**GOAL:**
Reproduce the records. Keep every word exact and include no images.

**RECORDS SUPPLIED:**
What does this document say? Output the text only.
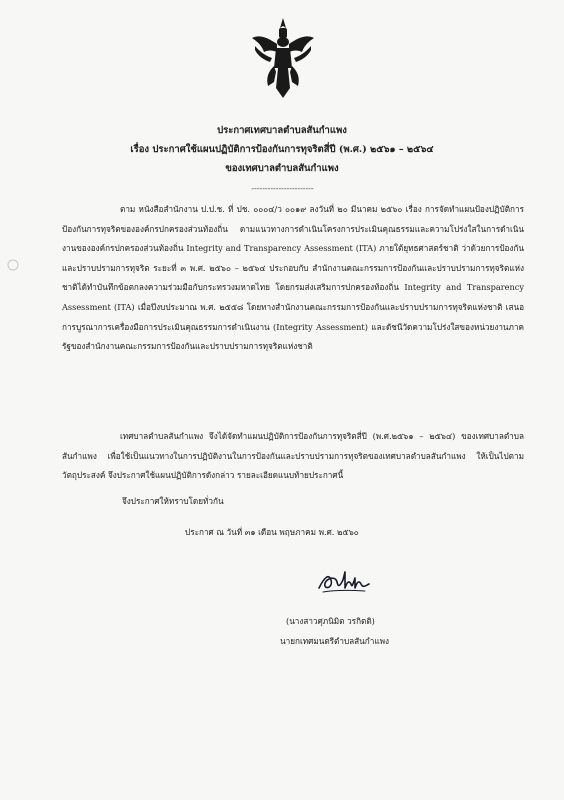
ประกาศเทศบาลตำบลสันกำแพง
เรื่อง ประกาศใช้แผนปฏิบัติการป้องกันการทุจริตสี่ปี (พ.ศ.) ๒๕๖๑ – ๒๕๖๔
ของเทศบาลตำบลสันกำแพง
-----------------------
ตาม หนังสือสำนักงาน ป.ป.ช. ที่ ปช. ๐๐๐๔/ว ๐๐๑๙ ลงวันที่ ๒๐ มีนาคม ๒๕๖๐ เรื่อง การจัดทำแผนป้องปฏิบัติการป้องกันการทุจริตขององค์กรปกครองส่วนท้องถิ่น ตามแนวทางการดำเนินโครงการประเมินคุณธรรมและความโปร่งใสในการดำเนินงานขององค์กรปกครองส่วนท้องถิ่น Integrity and Transparency Assessment (ITA) ภายใต้ยุทธศาสตร์ชาติ ว่าด้วยการป้องกันและปราบปรามการทุจริต ระยะที่ ๓ พ.ศ. ๒๕๖๐ – ๒๕๖๔ ประกอบกับ สำนักงานคณะกรรมการป้องกันและปราบปรามการทุจริตแห่งชาติได้ทำบันทึกข้อตกลงความร่วมมือกับกระทรวงมหาดไทย โดยกรมส่งเสริมการปกครองท้องถิ่น Integrity and Transparency Assessment (ITA) เมื่อปีงบประมาณ พ.ศ. ๒๕๕๘ โดยทางสำนักงานคณะกรรมการป้องกันและปราบปรามการทุจริตแห่งชาติ เสนอการบูรณาการเครื่องมือการประเมินคุณธรรมการดำเนินงาน (Integrity Assessment) และดัชนีวัดความโปร่งใสของหน่วยงานภาครัฐของสำนักงานคณะกรรมการป้องกันและปราบปรามการทุจริตแห่งชาติ
เทศบาลตำบลสันกำแพง จึงได้จัดทำแผนปฏิบัติการป้องกันการทุจริตสี่ปี (พ.ศ.๒๕๖๑ – ๒๕๖๔) ของเทศบาลตำบลสันกำแพง เพื่อใช้เป็นแนวทางในการปฏิบัติงานในการป้องกันและปราบปรามการทุจริตของเทศบาลตำบลสันกำแพง ให้เป็นไปตามวัตถุประสงค์ จึงประกาศใช้แผนปฏิบัติการดังกล่าว รายละเอียดแนบท้ายประกาศนี้
จึงประกาศให้ทราบโดยทั่วกัน
ประกาศ ณ วันที่ ๓๑ เดือน พฤษภาคม พ.ศ. ๒๕๖๐
(นางสาวศุภนิมิต วรกิตติ)
นายกเทศมนตรีตำบลสันกำแพง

**WRITTEN SOLUTION:**
What does this document say? Output the text only.
ประกาศเทศบาลตำบลสันกำแพง
เรื่อง ประกาศใช้แผนปฏิบัติการป้องกันการทุจริตสี่ปี (พ.ศ.) ๒๕๖๑ – ๒๕๖๔
ของเทศบาลตำบลสันกำแพง
-----------------------
ตาม หนังสือสำนักงาน ป.ป.ช. ที่ ปช. ๐๐๐๔/ว ๐๐๑๙ ลงวันที่ ๒๐ มีนาคม ๒๕๖๐ เรื่อง การจัดทำแผนป้องปฏิบัติการป้องกันการทุจริตขององค์กรปกครองส่วนท้องถิ่น ตามแนวทางการดำเนินโครงการประเมินคุณธรรมและความโปร่งใสในการดำเนินงานขององค์กรปกครองส่วนท้องถิ่น Integrity and Transparency Assessment (ITA) ภายใต้ยุทธศาสตร์ชาติ ว่าด้วยการป้องกันและปราบปรามการทุจริต ระยะที่ ๓ พ.ศ. ๒๕๖๐ – ๒๕๖๔ ประกอบกับ สำนักงานคณะกรรมการป้องกันและปราบปรามการทุจริตแห่งชาติได้ทำบันทึกข้อตกลงความร่วมมือกับกระทรวงมหาดไทย โดยกรมส่งเสริมการปกครองท้องถิ่น Integrity and Transparency Assessment (ITA) เมื่อปีงบประมาณ พ.ศ. ๒๕๕๘ โดยทางสำนักงานคณะกรรมการป้องกันและปราบปรามการทุจริตแห่งชาติ เสนอการบูรณาการเครื่องมือการประเมินคุณธรรมการดำเนินงาน (Integrity Assessment) และดัชนีวัดความโปร่งใสของหน่วยงานภาครัฐของสำนักงานคณะกรรมการป้องกันและปราบปรามการทุจริตแห่งชาติ
เทศบาลตำบลสันกำแพง จึงได้จัดทำแผนปฏิบัติการป้องกันการทุจริตสี่ปี (พ.ศ.๒๕๖๑ – ๒๕๖๔) ของเทศบาลตำบลสันกำแพง เพื่อใช้เป็นแนวทางในการปฏิบัติงานในการป้องกันและปราบปรามการทุจริตของเทศบาลตำบลสันกำแพง ให้เป็นไปตามวัตถุประสงค์ จึงประกาศใช้แผนปฏิบัติการดังกล่าว รายละเอียดแนบท้ายประกาศนี้
จึงประกาศให้ทราบโดยทั่วกัน
ประกาศ ณ วันที่ ๓๑ เดือน พฤษภาคม พ.ศ. ๒๕๖๐
(นางสาวศุภนิมิต วรกิตติ)
นายกเทศมนตรีตำบลสันกำแพง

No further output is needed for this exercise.